··· Records supplied
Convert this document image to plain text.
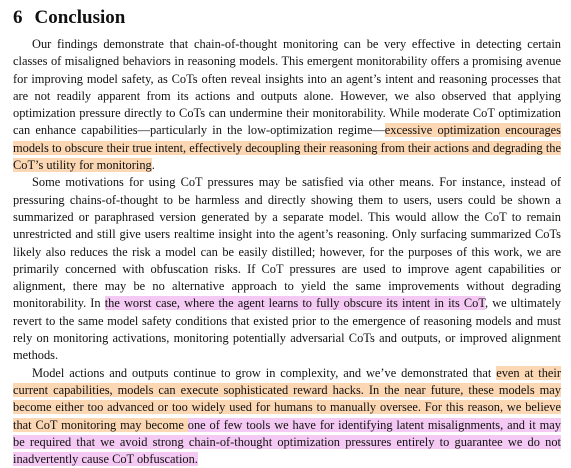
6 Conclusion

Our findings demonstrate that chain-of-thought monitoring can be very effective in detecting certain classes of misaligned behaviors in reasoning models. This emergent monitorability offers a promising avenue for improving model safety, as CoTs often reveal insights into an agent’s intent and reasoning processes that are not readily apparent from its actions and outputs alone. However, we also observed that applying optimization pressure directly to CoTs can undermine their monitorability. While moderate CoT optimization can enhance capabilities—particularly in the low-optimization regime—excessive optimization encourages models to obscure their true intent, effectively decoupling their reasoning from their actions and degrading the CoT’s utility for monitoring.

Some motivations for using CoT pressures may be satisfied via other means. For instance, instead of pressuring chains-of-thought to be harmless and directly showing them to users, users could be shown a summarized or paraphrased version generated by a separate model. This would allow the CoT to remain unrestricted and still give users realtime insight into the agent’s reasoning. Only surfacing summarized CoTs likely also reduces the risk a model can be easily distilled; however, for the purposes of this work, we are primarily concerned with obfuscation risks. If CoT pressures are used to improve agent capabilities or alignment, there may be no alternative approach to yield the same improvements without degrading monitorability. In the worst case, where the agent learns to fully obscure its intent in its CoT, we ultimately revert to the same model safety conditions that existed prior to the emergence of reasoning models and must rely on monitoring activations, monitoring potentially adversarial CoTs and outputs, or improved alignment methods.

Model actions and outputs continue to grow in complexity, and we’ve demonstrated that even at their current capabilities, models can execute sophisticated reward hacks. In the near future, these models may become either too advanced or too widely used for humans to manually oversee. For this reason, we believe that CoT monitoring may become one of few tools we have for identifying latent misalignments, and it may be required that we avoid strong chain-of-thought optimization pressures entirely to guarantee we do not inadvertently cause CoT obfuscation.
······
··· Records supplied
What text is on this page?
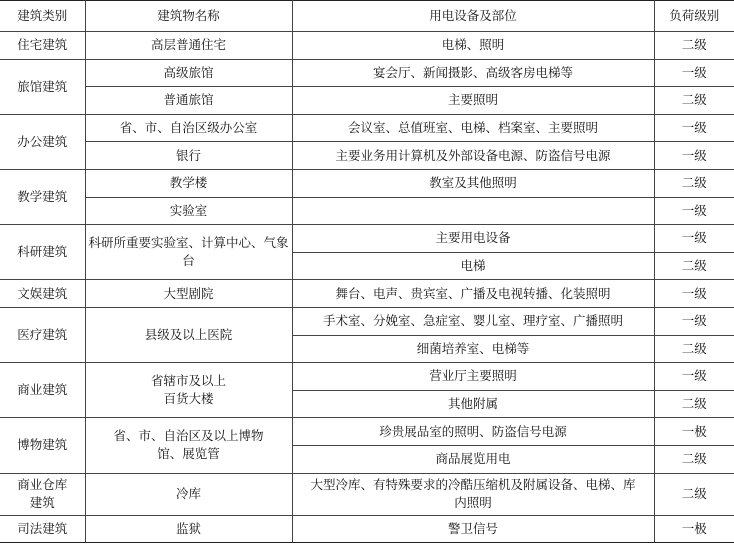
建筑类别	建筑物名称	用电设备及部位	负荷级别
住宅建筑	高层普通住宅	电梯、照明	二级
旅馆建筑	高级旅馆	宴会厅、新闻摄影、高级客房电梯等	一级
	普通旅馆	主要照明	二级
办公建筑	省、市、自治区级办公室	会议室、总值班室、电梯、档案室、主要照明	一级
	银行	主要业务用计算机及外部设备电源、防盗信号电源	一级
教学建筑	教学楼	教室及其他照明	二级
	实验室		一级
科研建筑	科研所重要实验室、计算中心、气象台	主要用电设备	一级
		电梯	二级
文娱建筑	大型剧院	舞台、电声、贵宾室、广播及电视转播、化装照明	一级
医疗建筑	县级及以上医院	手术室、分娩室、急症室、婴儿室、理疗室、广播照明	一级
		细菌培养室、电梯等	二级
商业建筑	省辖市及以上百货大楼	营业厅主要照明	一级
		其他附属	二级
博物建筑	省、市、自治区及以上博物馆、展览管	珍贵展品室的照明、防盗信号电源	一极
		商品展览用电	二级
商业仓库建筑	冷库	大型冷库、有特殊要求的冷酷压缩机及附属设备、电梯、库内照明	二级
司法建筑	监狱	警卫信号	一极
······
• _Stated task_: Every line containing the string "text" must be listed.

• _Full solution_:
Convert this document image to plain text.
What text is on this page?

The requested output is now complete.